BEGIN SOURCE DOCUMENT
These sweeping projects are accompanied by the rollout of incredibly specific, targeted changes to deport immigrants who have served in the U.S. armed forces, or those with terminal illnesses, and to limit immigration to those who will never need public benefits. Each of these efforts is troubling in isolation, but together they make a foundational claim not just about who is counted for electoral purposes but also, by definition, who counts as deserving of rights and fair treatment under the law.
Meanwhile, other marginalized communities have begun to find their voices and claim a right to power. The first representative of an indigenous tribe is poised to enter Congress. Floridians voted to restore the franchise to felons. The nation hovers on the edge of becoming “majority-minority,” and young people are showing unprecedented interest in both voting and governance.
These tensions have been litigated over and over again in American history. At various periods, the franchise has been vastly expanded to secure a capacious view of both who is counted and who counts; at times it has shrunk back, as we have seen in recent years. I’ve been working as a journalist for only 20 years of that history. Yet I have never so acutely felt the possibility that this fault line in America’s self-conception could tear the country apart, or that the results of elections could be rejected outright as “fake news.” And no one—not those attempting to vastly restrict who gets to take part, nor those seeking to expand the franchise—has much faith in the corporate, technological, and governmental powers that be. And we have even less understanding of how foreign interventions and social media may further corrupt and corrode these antiquated institutions. No matter what happens after next November, the pieces are going to have to be picked up by regular Americans reinvesting in and reinvigorating our institutions. The courts, my own focus, have proven time and again that litigating broken elections after the fact is not a viable, just, or long-term solution. This is something that requires focused attention from everyone.
But to do that, Americans must become what the founders sort of doubted that Americans could ever be: an informed, engaged, noncynical public. And that’s where my job comes in. In this project that we are announcing today, and will be rolling out more formally in the weeks to come, Slate’s reporters, editors, and producers are going to be spending the next 14 months exhaustively exploring the central question of our time: Who counts? It’s a big project, one that will require additional resources for issue-clarifying interactive storytelling, for traveling to places that too often go overlooked, for ambitious commissioned features. We’ll still be tracking the polls, as always. But we want to do more, and, to repurpose the old adage, we want to think about voting early and often, rather than leaving it until November of 2020 and throwing up our hands. That’s why we are asking for your support, and why we will be updating you every step of the way with the progress of our work.
This project admittedly requires holding two irreconcilable ideas in your head as you contribute to and help refine the debate about who belongs here and who gets to participate in this ongoing experiment in self-governance: The American elections system as it currently exists is anti-democratic by design and corruptible in practice—and yet only through elections can we arrive at a better one. I want to understand that contradiction better—we all must. I will need your help to do it.
END SOURCE DOCUMENT
BEGIN DATASET EXCERPTS
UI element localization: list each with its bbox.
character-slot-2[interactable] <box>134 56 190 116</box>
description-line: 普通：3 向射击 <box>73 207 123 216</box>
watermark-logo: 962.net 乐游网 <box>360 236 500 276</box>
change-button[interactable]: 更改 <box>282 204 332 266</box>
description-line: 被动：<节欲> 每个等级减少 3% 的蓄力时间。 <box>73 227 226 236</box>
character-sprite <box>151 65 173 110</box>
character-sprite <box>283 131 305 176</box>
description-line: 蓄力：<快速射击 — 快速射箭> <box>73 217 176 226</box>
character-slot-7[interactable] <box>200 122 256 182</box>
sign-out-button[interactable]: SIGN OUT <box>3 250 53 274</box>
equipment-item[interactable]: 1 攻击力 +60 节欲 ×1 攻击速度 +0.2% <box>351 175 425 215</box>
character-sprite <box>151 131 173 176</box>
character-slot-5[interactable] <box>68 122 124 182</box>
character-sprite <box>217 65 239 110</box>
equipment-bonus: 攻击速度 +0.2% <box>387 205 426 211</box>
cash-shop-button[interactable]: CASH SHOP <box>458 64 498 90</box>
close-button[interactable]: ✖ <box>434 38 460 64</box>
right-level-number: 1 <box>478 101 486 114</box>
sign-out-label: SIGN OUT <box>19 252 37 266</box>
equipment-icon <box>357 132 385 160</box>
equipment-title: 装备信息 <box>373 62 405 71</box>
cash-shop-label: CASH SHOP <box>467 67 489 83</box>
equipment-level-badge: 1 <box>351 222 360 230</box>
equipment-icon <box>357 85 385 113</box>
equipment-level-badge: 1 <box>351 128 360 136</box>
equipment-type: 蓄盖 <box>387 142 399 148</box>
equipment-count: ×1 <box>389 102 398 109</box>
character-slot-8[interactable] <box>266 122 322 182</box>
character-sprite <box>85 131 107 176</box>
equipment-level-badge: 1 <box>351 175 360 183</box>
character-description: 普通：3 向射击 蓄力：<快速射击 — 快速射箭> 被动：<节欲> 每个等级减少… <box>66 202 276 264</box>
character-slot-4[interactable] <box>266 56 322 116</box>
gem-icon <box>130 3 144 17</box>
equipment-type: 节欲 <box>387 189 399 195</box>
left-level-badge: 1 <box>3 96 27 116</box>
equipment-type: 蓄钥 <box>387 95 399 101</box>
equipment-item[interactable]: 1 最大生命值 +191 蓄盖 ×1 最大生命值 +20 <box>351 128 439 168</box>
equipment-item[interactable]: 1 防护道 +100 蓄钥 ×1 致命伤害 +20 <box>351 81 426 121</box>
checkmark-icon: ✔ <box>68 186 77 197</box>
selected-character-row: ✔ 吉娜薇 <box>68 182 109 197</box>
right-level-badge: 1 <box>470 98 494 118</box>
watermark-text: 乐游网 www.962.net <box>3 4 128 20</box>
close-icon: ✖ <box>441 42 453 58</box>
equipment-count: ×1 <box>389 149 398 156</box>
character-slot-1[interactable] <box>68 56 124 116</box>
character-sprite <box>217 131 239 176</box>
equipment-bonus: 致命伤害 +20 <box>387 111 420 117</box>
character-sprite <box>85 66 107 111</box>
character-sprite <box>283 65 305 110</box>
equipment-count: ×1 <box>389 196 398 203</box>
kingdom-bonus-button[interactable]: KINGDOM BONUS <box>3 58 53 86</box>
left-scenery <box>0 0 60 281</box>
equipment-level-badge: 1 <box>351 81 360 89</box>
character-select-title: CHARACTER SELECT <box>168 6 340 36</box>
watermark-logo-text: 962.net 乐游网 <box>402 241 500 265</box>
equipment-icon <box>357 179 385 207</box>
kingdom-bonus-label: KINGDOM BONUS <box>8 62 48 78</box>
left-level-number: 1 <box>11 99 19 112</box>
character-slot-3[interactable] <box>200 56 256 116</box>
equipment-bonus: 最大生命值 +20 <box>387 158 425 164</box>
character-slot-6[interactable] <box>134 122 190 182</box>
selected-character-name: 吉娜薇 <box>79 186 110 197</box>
END DATASET EXCERPTS
__TASK SET__:
1 > Reproduce the passage on Slate's election project between "Meanwhile, other marginalized" and "voting and governance.", inclusive.
2 > In the passage on Slate's election project, how long will Slate's reporters, editors, and producers spend exploring the question "Who counts?"

__COMPLETED EXERCISE__:
1 >
Meanwhile, other marginalized communities have begun to find their voices and claim a right to power. The first representative of an indigenous tribe is poised to enter Congress. Floridians voted to restore the franchise to felons. The nation hovers on the edge of becoming “majority-minority,” and young people are showing unprecedented interest in both voting and governance.

2 > The next 14 months.